# [THE REQUEST]
Find each line holding the word "constant" and give the total alone.
═════ EXTRACTED RECORDS ═════
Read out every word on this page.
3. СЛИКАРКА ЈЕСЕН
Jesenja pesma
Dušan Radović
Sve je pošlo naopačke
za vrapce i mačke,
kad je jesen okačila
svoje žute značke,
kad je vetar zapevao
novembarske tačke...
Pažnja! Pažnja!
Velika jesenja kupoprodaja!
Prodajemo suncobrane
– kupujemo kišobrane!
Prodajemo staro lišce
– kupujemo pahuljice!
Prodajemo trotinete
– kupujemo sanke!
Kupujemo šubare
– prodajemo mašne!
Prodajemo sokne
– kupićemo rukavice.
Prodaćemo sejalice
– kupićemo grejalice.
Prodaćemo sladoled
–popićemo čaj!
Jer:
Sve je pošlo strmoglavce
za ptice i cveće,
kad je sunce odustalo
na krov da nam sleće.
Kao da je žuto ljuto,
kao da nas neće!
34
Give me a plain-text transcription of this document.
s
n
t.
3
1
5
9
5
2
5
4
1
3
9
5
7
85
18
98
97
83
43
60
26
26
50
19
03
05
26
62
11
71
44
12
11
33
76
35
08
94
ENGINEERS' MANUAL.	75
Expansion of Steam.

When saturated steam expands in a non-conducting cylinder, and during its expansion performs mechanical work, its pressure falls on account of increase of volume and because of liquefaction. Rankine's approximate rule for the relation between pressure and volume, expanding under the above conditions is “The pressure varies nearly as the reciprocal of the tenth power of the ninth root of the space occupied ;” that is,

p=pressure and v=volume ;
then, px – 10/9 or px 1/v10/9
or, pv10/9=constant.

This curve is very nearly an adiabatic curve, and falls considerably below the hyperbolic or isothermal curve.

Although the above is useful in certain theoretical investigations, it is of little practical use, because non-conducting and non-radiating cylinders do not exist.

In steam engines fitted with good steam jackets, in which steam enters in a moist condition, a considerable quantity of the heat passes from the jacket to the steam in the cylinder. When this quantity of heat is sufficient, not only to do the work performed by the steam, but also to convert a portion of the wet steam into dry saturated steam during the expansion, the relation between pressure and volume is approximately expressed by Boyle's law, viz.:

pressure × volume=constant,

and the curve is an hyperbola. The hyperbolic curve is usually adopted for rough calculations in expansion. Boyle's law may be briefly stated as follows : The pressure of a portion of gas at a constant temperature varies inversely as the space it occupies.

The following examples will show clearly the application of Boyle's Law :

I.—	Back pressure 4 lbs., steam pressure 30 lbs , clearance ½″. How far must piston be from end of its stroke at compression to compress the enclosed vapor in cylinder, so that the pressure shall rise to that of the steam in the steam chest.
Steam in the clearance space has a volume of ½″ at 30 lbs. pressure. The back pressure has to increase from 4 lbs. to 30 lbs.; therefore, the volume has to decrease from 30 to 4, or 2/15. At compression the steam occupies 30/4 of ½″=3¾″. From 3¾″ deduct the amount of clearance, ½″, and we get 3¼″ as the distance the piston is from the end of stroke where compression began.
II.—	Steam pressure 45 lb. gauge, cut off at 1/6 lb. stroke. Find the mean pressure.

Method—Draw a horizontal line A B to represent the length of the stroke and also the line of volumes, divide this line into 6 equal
═════
# [EXPECTED ANSWER]
3